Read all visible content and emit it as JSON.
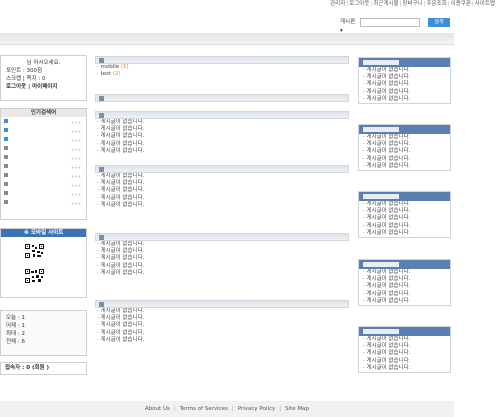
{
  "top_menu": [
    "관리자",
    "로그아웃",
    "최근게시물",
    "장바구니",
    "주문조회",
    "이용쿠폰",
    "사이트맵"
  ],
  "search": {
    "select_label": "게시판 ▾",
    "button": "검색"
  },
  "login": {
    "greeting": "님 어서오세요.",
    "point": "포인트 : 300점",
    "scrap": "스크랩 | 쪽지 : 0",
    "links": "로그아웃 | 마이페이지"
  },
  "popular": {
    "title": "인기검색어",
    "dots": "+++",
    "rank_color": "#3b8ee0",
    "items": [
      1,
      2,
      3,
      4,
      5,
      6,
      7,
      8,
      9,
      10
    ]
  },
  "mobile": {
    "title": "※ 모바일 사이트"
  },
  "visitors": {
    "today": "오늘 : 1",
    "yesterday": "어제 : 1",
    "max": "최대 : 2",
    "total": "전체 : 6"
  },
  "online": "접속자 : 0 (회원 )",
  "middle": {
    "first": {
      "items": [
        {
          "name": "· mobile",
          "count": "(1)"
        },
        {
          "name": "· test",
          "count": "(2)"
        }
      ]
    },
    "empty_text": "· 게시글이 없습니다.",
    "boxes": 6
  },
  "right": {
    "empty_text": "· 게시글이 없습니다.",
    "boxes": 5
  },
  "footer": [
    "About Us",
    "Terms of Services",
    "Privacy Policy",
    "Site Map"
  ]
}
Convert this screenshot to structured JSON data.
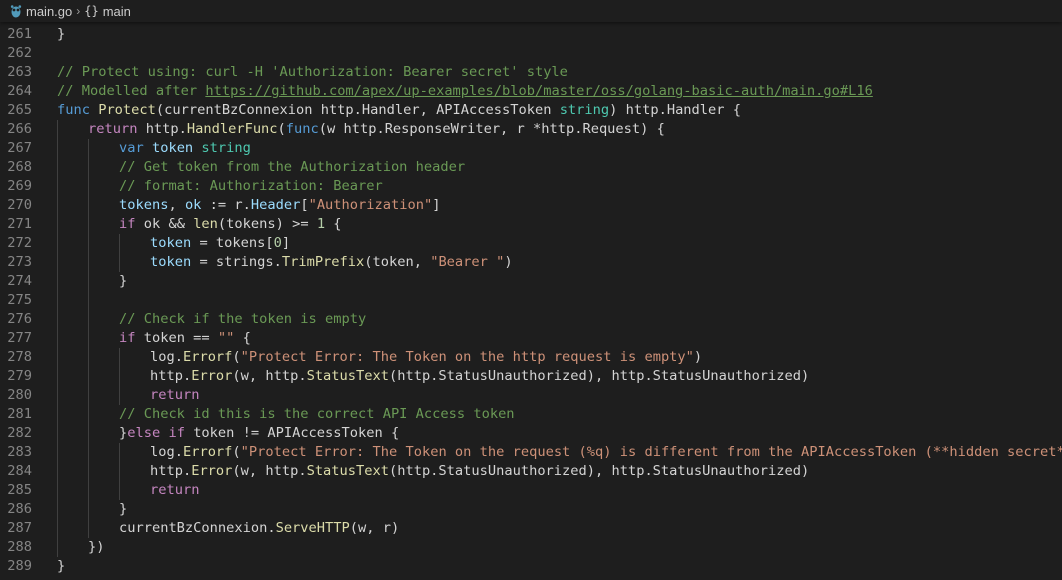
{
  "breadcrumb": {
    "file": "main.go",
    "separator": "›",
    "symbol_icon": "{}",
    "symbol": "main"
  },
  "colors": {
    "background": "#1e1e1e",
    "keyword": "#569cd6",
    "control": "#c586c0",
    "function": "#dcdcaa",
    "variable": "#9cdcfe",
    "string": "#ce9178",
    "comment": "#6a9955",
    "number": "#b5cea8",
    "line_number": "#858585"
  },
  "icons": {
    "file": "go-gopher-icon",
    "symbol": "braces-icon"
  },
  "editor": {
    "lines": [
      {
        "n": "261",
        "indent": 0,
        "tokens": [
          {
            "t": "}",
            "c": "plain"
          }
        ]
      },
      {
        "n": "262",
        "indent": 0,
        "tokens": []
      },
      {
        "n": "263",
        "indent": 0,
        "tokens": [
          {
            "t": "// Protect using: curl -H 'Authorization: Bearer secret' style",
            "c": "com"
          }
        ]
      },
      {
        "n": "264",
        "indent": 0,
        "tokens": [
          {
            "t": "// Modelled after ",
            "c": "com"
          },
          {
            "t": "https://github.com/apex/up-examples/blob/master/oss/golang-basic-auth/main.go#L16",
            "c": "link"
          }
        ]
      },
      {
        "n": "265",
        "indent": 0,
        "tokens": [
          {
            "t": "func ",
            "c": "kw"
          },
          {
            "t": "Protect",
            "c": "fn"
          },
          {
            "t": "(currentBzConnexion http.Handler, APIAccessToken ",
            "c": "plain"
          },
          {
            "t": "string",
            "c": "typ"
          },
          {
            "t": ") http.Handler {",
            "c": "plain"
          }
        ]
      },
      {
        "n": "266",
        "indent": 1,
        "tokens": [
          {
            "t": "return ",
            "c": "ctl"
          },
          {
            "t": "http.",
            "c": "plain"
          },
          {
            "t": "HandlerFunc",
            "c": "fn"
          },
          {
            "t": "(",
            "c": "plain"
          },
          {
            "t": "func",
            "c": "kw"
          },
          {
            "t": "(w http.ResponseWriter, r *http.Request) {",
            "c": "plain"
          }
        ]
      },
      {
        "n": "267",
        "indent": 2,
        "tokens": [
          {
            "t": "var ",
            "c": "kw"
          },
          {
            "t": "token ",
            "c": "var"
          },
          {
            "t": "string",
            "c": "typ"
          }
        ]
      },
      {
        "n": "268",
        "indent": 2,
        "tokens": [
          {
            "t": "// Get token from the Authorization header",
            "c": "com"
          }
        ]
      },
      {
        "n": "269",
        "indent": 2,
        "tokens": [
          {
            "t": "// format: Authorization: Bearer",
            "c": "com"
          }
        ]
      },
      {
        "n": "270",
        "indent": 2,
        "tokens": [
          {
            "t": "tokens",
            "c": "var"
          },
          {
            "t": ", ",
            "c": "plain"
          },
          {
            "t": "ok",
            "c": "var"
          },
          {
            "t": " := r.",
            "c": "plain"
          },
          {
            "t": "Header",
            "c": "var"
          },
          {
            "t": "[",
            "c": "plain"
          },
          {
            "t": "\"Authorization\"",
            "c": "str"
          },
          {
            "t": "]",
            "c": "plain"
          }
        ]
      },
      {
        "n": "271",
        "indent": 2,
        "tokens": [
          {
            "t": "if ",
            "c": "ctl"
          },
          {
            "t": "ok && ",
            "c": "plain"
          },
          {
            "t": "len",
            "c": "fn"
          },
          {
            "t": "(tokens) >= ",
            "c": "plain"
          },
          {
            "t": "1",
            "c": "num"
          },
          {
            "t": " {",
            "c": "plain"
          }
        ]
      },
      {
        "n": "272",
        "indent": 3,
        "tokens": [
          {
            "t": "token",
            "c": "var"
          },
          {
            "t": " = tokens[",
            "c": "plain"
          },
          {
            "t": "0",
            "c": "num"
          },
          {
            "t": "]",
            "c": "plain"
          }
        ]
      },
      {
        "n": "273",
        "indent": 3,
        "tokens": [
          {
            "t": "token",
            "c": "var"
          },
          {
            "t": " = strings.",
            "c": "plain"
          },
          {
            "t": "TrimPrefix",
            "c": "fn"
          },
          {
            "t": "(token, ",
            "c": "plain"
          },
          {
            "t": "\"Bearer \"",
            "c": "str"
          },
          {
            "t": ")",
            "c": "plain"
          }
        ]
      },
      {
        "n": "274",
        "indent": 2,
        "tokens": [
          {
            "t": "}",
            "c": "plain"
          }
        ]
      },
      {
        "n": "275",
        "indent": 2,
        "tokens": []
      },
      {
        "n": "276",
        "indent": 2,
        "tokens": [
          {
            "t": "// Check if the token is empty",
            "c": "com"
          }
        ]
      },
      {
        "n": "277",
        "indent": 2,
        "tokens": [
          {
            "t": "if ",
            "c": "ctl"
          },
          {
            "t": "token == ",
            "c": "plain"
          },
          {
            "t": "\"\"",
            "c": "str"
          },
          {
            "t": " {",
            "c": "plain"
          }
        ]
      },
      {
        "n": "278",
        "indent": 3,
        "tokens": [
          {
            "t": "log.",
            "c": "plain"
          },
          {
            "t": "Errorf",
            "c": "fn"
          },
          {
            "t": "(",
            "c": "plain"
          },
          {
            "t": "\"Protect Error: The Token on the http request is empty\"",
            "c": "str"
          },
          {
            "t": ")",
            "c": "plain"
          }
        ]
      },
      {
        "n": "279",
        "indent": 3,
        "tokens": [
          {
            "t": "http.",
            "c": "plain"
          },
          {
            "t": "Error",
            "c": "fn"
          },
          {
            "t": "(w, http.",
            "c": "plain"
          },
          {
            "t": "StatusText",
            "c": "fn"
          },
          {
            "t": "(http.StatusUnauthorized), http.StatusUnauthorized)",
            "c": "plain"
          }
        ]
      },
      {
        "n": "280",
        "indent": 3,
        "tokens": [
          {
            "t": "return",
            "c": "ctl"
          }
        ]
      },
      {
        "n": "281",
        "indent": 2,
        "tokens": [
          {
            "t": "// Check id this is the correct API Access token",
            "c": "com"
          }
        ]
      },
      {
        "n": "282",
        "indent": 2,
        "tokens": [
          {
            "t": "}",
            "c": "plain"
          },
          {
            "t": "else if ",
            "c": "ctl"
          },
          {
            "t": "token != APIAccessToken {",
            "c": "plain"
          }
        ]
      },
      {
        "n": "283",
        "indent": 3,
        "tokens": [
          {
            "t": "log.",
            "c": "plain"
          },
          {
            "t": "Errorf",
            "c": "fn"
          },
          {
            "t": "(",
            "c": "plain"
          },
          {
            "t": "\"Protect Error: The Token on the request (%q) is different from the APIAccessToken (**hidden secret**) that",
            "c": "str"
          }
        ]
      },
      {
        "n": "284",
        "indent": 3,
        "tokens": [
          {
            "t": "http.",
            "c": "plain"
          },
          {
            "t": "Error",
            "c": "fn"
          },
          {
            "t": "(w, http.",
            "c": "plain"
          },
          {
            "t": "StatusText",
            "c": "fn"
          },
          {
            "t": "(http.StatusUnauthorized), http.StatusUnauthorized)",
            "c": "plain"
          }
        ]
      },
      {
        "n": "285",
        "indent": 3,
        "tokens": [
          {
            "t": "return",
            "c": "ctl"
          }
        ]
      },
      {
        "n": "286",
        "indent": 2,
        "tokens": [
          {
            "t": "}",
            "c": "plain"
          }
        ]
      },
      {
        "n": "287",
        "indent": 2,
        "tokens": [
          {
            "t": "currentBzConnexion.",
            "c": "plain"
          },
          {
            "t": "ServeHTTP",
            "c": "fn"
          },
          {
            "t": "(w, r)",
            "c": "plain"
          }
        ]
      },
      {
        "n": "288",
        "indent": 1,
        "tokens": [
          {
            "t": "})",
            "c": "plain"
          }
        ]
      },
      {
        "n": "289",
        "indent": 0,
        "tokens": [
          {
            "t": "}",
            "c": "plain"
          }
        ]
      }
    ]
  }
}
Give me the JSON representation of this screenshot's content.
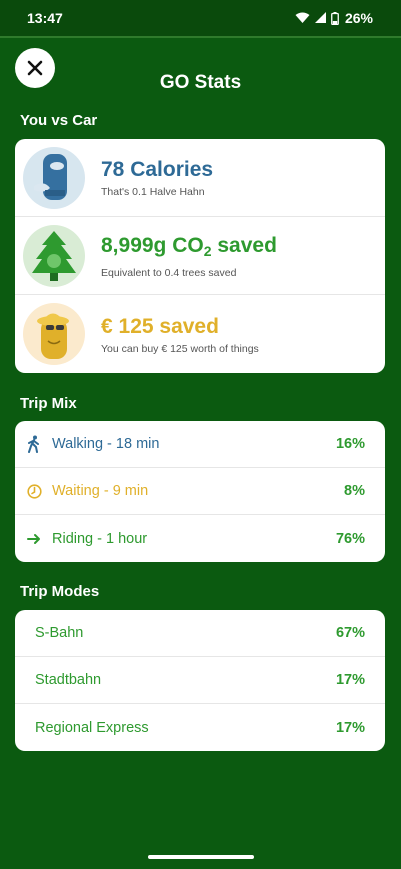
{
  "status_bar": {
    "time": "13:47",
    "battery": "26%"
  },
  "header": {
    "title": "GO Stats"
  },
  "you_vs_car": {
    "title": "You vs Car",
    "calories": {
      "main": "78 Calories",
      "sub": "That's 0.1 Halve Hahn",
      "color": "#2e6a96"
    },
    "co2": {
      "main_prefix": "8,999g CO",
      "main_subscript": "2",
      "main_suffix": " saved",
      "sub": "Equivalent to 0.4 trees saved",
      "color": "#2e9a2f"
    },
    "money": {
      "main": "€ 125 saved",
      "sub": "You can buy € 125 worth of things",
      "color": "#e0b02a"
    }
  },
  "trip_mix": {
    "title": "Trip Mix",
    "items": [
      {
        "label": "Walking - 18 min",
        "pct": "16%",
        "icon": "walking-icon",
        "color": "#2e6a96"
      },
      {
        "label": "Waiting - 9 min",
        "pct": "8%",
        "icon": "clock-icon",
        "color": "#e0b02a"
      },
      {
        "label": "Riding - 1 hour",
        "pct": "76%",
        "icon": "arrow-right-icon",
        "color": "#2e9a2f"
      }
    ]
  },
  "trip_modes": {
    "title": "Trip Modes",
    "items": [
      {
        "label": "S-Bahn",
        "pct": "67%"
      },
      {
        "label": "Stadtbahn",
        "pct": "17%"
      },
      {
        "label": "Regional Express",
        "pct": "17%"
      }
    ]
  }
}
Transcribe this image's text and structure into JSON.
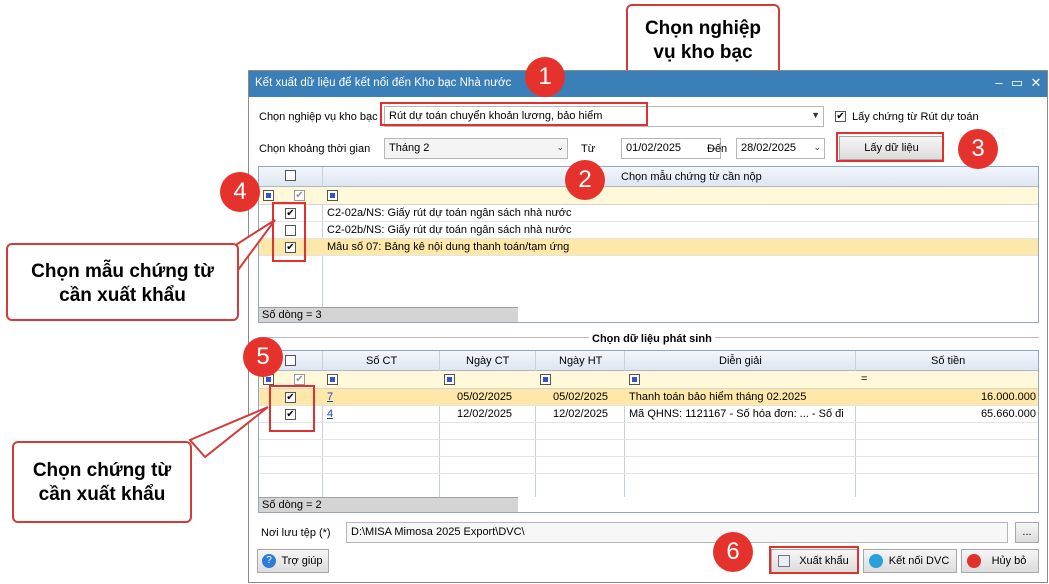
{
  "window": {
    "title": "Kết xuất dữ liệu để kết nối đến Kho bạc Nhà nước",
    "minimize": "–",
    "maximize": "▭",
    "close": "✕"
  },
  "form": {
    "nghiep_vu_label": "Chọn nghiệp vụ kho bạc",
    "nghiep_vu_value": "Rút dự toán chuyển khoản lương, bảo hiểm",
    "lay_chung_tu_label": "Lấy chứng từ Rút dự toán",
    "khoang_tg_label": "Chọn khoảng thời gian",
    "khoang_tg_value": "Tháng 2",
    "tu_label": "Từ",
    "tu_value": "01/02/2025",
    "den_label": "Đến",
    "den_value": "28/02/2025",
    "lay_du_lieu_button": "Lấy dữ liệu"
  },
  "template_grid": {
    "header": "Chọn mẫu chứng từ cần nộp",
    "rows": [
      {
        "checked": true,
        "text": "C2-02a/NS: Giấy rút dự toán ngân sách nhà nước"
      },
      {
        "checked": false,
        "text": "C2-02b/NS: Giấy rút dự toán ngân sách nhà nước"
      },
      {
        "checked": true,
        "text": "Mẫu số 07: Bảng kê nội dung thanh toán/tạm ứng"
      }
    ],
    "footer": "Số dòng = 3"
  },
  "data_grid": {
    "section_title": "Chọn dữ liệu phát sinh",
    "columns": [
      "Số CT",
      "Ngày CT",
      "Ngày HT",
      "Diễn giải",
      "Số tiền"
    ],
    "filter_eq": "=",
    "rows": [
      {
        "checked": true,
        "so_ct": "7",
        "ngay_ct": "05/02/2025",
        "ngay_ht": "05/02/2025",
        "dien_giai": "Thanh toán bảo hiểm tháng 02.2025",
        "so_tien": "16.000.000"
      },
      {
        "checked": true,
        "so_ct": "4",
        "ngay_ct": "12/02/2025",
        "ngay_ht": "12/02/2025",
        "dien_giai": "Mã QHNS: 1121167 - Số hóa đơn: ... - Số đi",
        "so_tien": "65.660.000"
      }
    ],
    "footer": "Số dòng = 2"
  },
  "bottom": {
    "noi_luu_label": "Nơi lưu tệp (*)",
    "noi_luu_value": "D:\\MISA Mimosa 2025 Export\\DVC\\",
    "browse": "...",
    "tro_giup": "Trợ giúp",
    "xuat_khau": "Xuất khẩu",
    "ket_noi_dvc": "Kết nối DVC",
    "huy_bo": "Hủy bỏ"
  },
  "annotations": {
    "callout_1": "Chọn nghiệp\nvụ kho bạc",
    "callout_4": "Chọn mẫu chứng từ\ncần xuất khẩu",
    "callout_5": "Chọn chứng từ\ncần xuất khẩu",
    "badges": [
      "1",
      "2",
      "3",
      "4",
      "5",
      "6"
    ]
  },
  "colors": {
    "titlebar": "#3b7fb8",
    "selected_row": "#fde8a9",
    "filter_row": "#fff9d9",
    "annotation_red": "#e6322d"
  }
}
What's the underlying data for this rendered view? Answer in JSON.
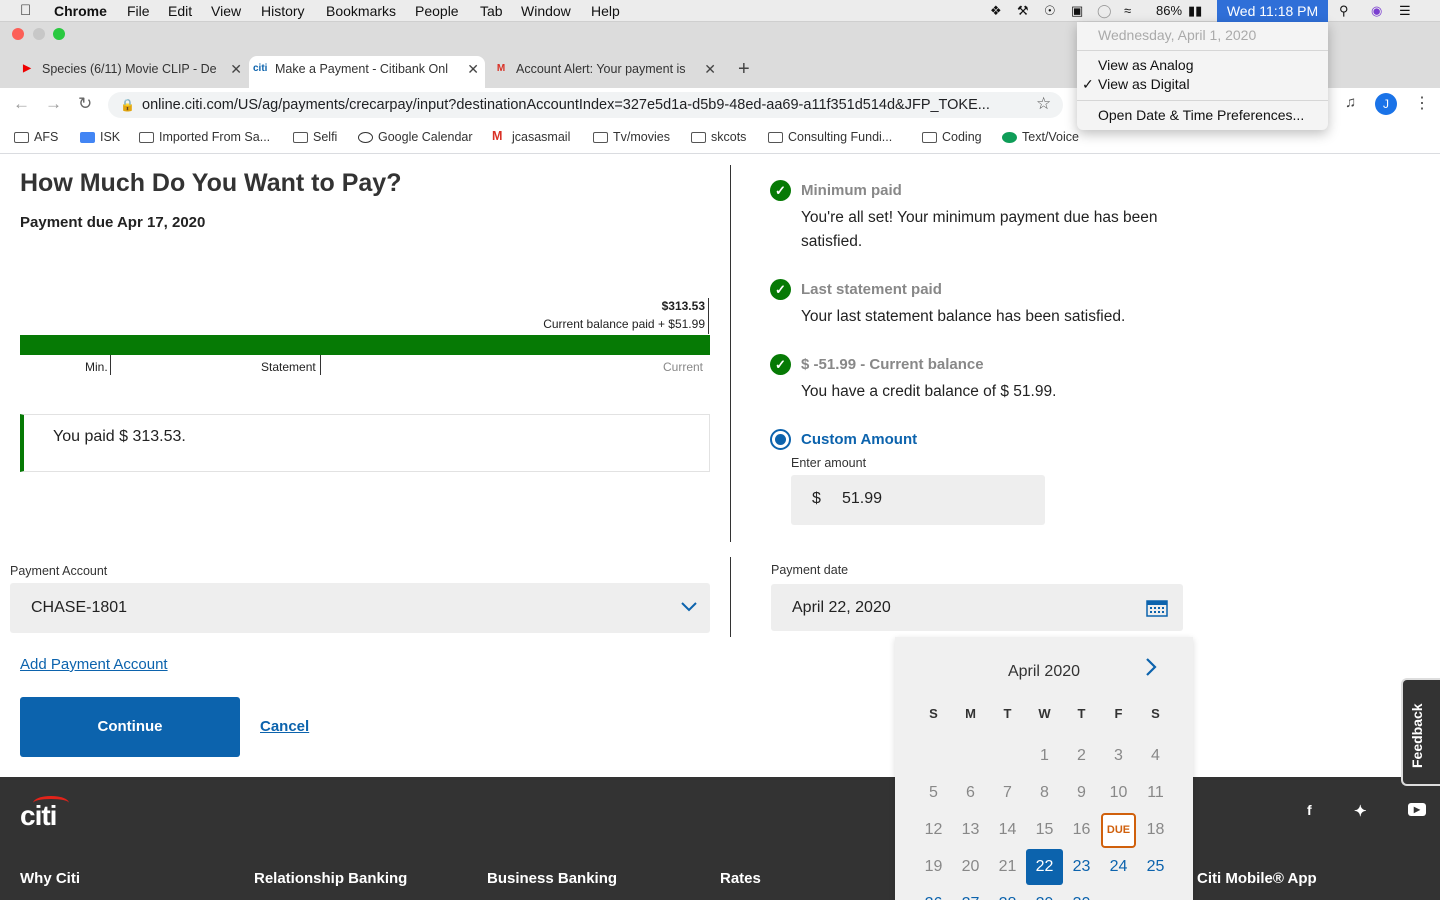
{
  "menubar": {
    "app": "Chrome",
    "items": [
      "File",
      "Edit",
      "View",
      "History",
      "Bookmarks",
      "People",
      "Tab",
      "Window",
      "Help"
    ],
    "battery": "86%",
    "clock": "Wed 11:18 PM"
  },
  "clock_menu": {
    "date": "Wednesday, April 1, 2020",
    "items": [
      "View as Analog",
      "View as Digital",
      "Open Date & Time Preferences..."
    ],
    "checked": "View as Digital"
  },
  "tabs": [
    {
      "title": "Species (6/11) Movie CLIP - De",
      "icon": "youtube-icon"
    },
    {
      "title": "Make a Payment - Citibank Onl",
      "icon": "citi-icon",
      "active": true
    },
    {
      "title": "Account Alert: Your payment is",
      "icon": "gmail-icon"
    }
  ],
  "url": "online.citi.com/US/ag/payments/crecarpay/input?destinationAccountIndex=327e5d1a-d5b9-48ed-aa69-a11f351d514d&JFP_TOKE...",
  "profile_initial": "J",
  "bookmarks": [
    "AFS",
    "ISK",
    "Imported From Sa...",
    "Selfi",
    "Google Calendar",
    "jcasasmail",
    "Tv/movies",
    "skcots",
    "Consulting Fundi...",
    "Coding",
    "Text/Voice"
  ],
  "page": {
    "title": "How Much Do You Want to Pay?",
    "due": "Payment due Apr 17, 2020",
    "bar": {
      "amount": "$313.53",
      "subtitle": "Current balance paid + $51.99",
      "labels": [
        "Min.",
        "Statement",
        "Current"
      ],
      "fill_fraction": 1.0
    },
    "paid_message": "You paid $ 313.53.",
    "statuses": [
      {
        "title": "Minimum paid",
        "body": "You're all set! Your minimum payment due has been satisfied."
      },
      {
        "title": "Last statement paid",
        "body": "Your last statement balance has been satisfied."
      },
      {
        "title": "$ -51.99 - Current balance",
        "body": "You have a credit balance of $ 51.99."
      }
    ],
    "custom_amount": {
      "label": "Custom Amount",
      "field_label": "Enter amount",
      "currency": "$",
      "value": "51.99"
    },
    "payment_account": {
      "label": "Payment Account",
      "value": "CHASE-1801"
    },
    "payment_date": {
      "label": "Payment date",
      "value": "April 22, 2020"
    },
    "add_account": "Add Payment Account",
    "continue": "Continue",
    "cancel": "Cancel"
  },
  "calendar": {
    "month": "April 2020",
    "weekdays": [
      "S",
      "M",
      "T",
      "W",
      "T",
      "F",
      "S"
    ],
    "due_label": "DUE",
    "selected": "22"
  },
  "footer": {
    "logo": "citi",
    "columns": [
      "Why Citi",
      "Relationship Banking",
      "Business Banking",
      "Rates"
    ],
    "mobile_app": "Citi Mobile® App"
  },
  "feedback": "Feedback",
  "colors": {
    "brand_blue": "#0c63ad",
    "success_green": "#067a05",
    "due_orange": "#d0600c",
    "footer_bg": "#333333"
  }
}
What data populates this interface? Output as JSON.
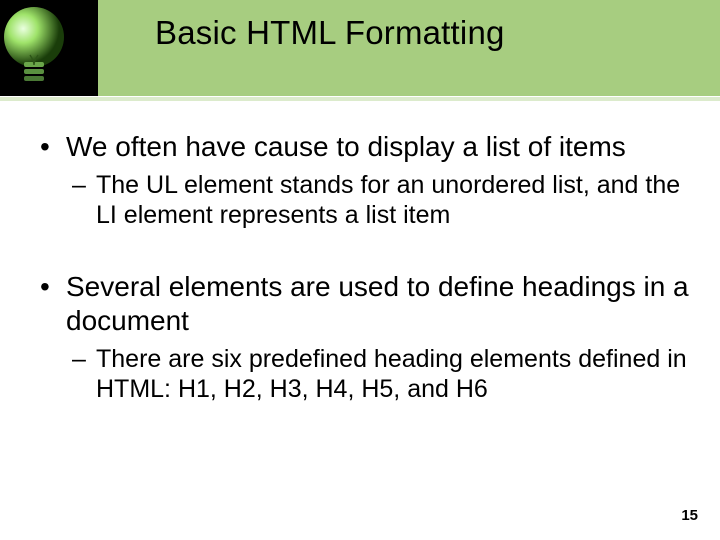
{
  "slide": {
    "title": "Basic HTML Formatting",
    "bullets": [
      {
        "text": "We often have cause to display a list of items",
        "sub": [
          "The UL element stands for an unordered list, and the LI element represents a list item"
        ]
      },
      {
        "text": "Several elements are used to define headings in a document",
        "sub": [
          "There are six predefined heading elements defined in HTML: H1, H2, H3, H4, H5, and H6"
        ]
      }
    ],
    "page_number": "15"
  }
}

****

### PROBLEM STATEMENT
Exactly the lines from the line with "What data populates" through the last line of the listing, both included, should be extracted, and the pictures left behind.

### RESPONSE TO THIS TASK
What data populates this interface? Output as JSON.
{
  "slide": {
    "title": "Basic HTML Formatting",
    "bullets": [
      {
        "text": "We often have cause to display a list of items",
        "sub": [
          "The UL element stands for an unordered list, and the LI element represents a list item"
        ]
      },
      {
        "text": "Several elements are used to define headings in a document",
        "sub": [
          "There are six predefined heading elements defined in HTML: H1, H2, H3, H4, H5, and H6"
        ]
      }
    ],
    "page_number": "15"
  }
}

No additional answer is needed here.